* **What the task requires**
From the listing below, copy every line with the word "text".

***** Record extracts

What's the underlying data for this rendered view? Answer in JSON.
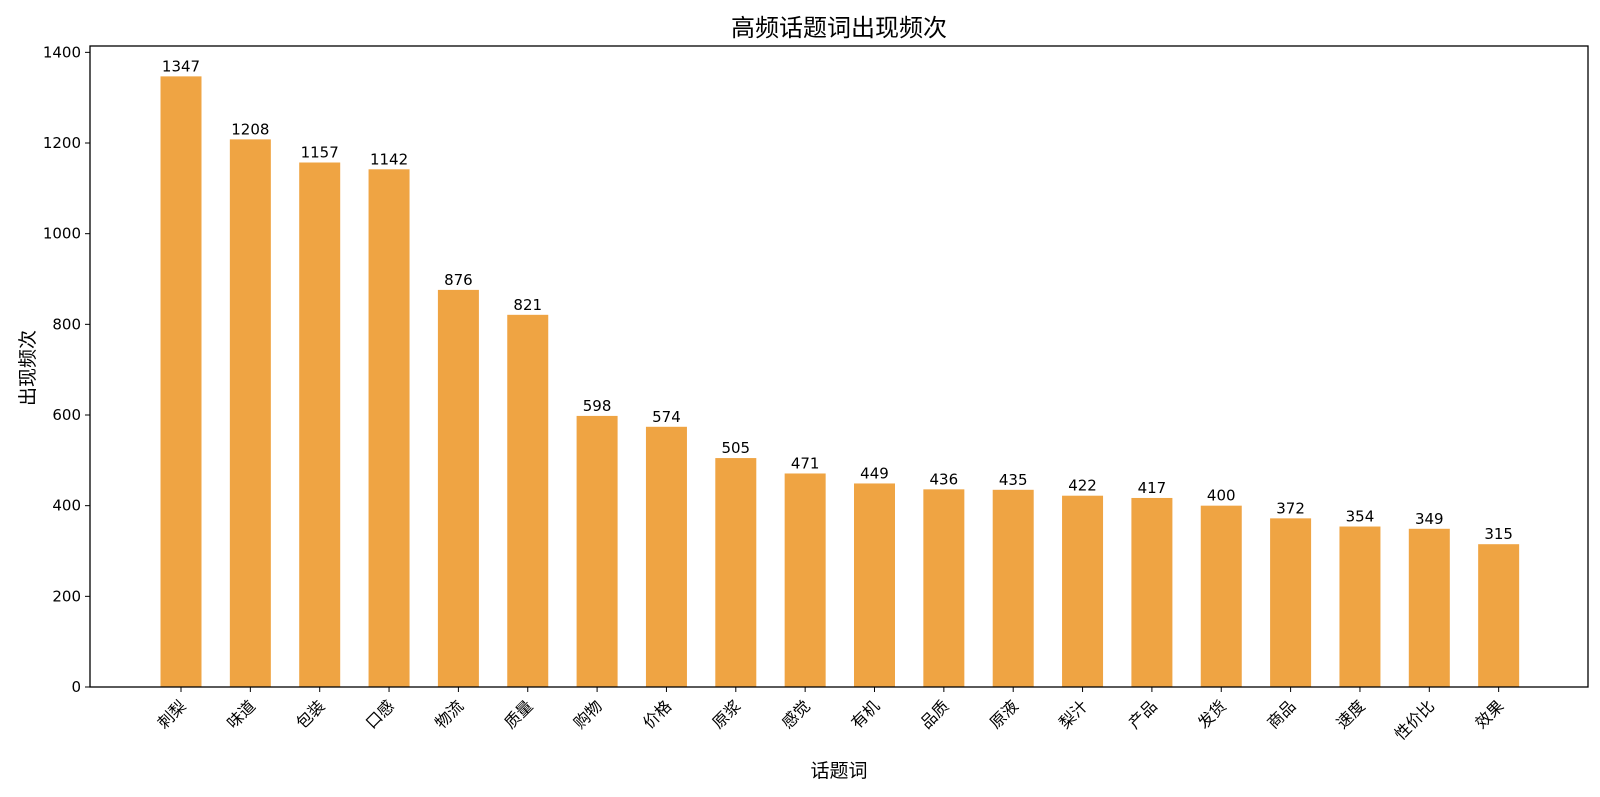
{
  "chart_data": {
    "type": "bar",
    "title": "高频话题词出现频次",
    "xlabel": "话题词",
    "ylabel": "出现频次",
    "categories": [
      "刺梨",
      "味道",
      "包装",
      "口感",
      "物流",
      "质量",
      "购物",
      "价格",
      "原浆",
      "感觉",
      "有机",
      "品质",
      "原液",
      "梨汁",
      "产品",
      "发货",
      "商品",
      "速度",
      "性价比",
      "效果"
    ],
    "values": [
      1347,
      1208,
      1157,
      1142,
      876,
      821,
      598,
      574,
      505,
      471,
      449,
      436,
      435,
      422,
      417,
      400,
      372,
      354,
      349,
      315
    ],
    "ylim": [
      0,
      1414
    ],
    "yticks": [
      0,
      200,
      400,
      600,
      800,
      1000,
      1200,
      1400
    ],
    "bar_color": "#EFA443",
    "grid": false,
    "legend": "none"
  }
}
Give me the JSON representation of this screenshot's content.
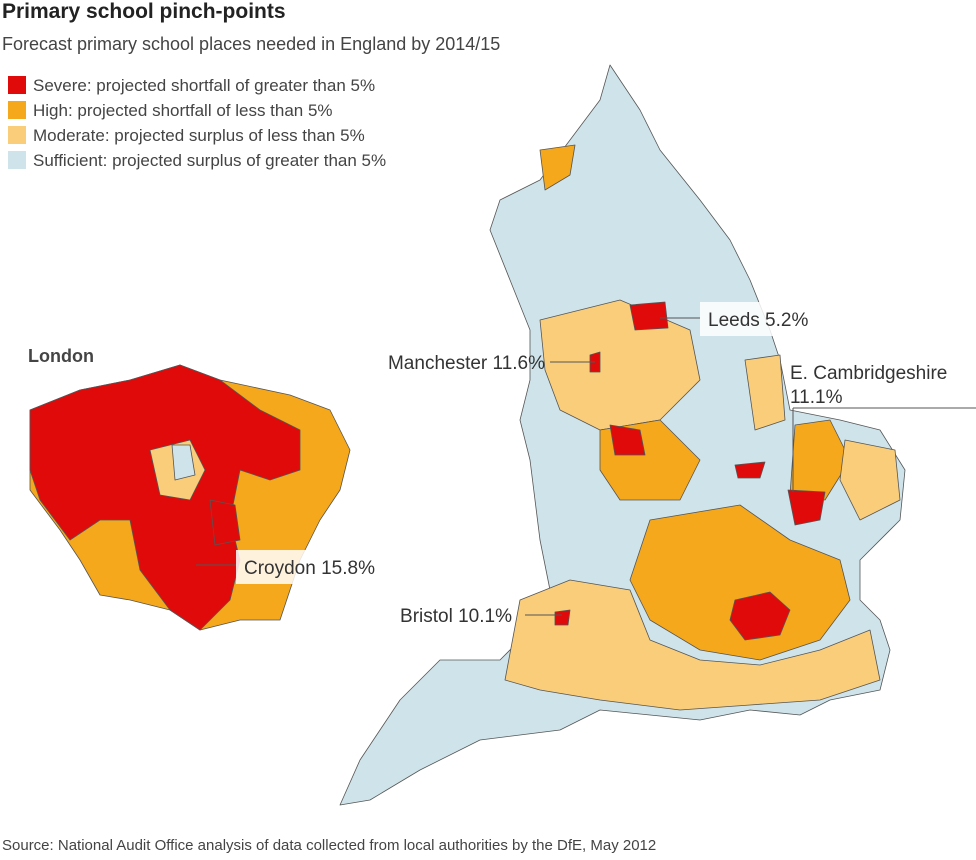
{
  "header": {
    "title": "Primary school pinch-points",
    "subtitle": "Forecast primary school places needed in England by 2014/15"
  },
  "legend": [
    {
      "label": "Severe: projected shortfall of greater than 5%",
      "color": "#e00a0a"
    },
    {
      "label": "High: projected shortfall of less than 5%",
      "color": "#f5a81c"
    },
    {
      "label": "Moderate: projected surplus of less than 5%",
      "color": "#f9cd7a"
    },
    {
      "label": "Sufficient: projected surplus of greater than 5%",
      "color": "#cfe4ea"
    }
  ],
  "inset": {
    "title": "London"
  },
  "callouts": [
    "Leeds 5.2%",
    "Manchester 11.6%",
    "E. Cambridgeshire\n11.1%",
    "Croydon 15.8%",
    "Bristol 10.1%"
  ],
  "source": "Source: National Audit Office analysis of data collected from local authorities by the DfE, May 2012"
}
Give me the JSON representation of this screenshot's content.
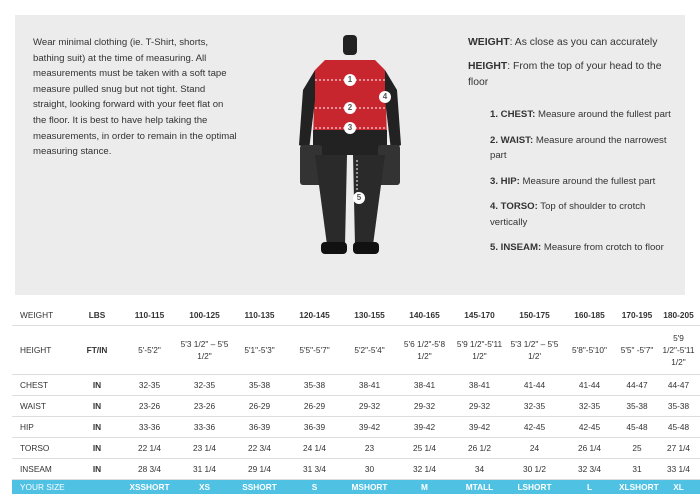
{
  "intro": "Wear minimal clothing (ie. T-Shirt, shorts, bathing suit) at the time of measuring. All measurements must be taken with a soft tape measure pulled snug but not tight. Stand straight, looking forward with your feet flat on the floor. It is best to have help taking the measurements, in order to remain in the optimal measuring stance.",
  "definitions": [
    {
      "term": "WEIGHT",
      "text": ": As close as you can accurately"
    },
    {
      "term": "HEIGHT",
      "text": ": From the top of your head to the floor"
    }
  ],
  "measurements": [
    {
      "label": "1. CHEST:",
      "text": " Measure around the fullest part"
    },
    {
      "label": "2. WAIST:",
      "text": "  Measure around the narrowest part"
    },
    {
      "label": "3. HIP:",
      "text": " Measure around the fullest part"
    },
    {
      "label": "4. TORSO:",
      "text": " Top of shoulder to crotch vertically"
    },
    {
      "label": "5. INSEAM:",
      "text": " Measure from crotch to floor"
    }
  ],
  "diagram_markers": [
    1,
    2,
    3,
    4,
    5
  ],
  "table": {
    "header": [
      "WEIGHT",
      "LBS",
      "110-115",
      "100-125",
      "110-135",
      "120-145",
      "130-155",
      "140-165",
      "145-170",
      "150-175",
      "160-185",
      "170-195",
      "180-205"
    ],
    "rows": [
      [
        "HEIGHT",
        "FT/IN",
        "5'-5'2\"",
        "5'3 1/2\" – 5'5 1/2\"",
        "5'1\"-5'3\"",
        "5'5\"-5'7\"",
        "5'2\"-5'4\"",
        "5'6 1/2\"-5'8 1/2\"",
        "5'9 1/2\"-5'11 1/2\"",
        "5'3 1/2\" – 5'5 1/2'",
        "5'8\"-5'10\"",
        "5'5\" -5'7\"",
        "5'9 1/2\"-5'11 1/2\""
      ],
      [
        "CHEST",
        "IN",
        "32-35",
        "32-35",
        "35-38",
        "35-38",
        "38-41",
        "38-41",
        "38-41",
        "41-44",
        "41-44",
        "44-47",
        "44-47"
      ],
      [
        "WAIST",
        "IN",
        "23-26",
        "23-26",
        "26-29",
        "26-29",
        "29-32",
        "29-32",
        "29-32",
        "32-35",
        "32-35",
        "35-38",
        "35-38"
      ],
      [
        "HIP",
        "IN",
        "33-36",
        "33-36",
        "36-39",
        "36-39",
        "39-42",
        "39-42",
        "39-42",
        "42-45",
        "42-45",
        "45-48",
        "45-48"
      ],
      [
        "TORSO",
        "IN",
        "22 1/4",
        "23 1/4",
        "22 3/4",
        "24 1/4",
        "23",
        "25 1/4",
        "26 1/2",
        "24",
        "26 1/4",
        "25",
        "27 1/4"
      ],
      [
        "INSEAM",
        "IN",
        "28 3/4",
        "31 1/4",
        "29 1/4",
        "31 3/4",
        "30",
        "32 1/4",
        "34",
        "30 1/2",
        "32 3/4",
        "31",
        "33 1/4"
      ],
      [
        "YOUR SIZE",
        null,
        "XSSHORT",
        "XS",
        "SSHORT",
        "S",
        "MSHORT",
        "M",
        "MTALL",
        "LSHORT",
        "L",
        "XLSHORT",
        "XL"
      ]
    ]
  }
}
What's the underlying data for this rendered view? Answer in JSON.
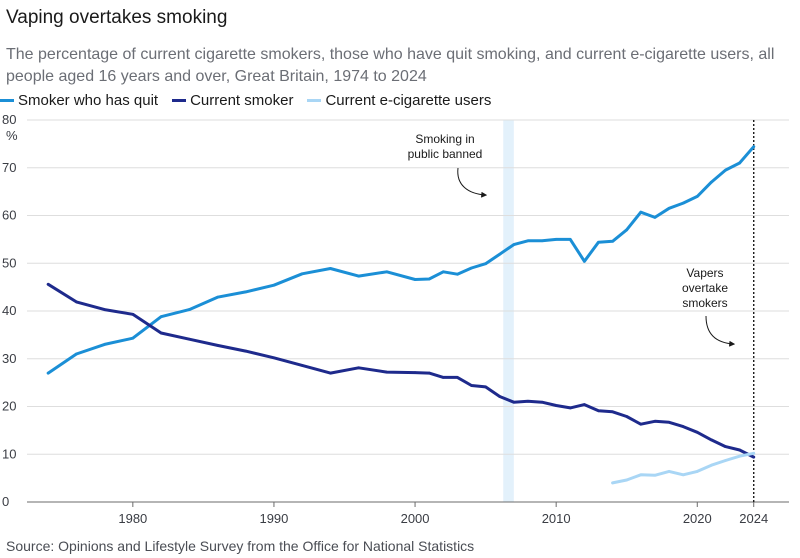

**********

* **The result**
      "text": ": As close as you can accurately"
      "text": ": From the top of your head to the floor"
      "text": " Measure around the fullest part"
      "text": "  Measure around the narrowest part"
      "text": " Measure around the fullest part"
      "text": " Top of shoulder to crotch vertically"
      "text": " Measure from crotch to floor"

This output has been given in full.